Reply with only the number of lines that contain the string "watermark".

★ ★ ★ ★ ★ ★ ★

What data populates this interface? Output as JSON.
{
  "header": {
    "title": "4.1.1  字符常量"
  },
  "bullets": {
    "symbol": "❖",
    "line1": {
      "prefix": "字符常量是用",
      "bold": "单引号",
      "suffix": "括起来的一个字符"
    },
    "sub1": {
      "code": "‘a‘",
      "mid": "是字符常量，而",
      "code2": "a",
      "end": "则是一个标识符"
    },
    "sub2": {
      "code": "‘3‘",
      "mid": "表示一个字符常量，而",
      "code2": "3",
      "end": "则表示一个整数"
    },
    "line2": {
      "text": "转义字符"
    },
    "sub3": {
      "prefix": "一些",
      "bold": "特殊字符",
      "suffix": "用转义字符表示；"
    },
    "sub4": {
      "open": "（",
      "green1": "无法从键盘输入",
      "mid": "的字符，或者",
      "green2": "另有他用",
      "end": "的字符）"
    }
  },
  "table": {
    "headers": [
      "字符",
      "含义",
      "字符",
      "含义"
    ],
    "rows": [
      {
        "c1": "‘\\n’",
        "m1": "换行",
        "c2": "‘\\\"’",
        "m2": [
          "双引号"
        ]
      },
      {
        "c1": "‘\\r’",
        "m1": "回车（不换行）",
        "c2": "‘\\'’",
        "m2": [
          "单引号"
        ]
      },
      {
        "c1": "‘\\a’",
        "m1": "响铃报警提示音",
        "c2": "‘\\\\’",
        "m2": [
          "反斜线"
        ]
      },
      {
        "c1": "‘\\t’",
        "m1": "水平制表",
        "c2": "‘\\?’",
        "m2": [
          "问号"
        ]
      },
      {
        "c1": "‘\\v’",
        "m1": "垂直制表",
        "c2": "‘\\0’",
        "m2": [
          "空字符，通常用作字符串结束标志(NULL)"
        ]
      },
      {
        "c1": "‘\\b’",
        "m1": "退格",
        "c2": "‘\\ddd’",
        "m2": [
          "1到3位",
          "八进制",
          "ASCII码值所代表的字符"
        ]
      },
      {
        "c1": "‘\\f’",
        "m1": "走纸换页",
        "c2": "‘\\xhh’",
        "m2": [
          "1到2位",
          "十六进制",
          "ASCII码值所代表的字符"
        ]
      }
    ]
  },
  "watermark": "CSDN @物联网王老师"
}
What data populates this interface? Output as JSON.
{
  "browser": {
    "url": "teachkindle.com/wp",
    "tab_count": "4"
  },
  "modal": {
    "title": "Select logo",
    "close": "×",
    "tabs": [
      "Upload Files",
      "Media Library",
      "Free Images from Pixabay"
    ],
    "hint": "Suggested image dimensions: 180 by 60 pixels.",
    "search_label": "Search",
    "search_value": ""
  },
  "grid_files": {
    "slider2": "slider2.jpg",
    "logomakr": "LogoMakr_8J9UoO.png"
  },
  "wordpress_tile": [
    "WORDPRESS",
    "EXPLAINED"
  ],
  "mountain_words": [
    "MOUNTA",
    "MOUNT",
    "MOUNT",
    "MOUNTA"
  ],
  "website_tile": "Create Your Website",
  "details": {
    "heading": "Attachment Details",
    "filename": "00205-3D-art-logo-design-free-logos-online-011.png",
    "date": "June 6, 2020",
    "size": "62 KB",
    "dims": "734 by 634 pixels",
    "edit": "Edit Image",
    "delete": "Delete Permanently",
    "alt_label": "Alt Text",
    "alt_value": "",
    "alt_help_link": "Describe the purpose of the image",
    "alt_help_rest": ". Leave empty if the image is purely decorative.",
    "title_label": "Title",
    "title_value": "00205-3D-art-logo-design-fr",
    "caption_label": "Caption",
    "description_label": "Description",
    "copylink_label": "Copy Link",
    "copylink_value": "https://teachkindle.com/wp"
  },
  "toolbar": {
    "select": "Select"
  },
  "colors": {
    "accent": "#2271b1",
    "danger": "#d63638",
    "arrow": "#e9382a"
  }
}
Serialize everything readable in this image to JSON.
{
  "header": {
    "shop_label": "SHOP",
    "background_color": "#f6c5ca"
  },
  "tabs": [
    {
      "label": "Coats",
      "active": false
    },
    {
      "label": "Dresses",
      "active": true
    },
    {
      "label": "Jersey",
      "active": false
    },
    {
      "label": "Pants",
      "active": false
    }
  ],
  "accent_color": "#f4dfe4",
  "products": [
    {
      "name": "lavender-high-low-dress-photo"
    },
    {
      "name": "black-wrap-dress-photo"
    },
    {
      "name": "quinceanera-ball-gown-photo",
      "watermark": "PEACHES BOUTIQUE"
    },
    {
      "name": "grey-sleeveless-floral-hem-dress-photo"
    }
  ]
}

★ ★ ★ ★ ★ ★ ★

### [EXERCISE ANSWER]
2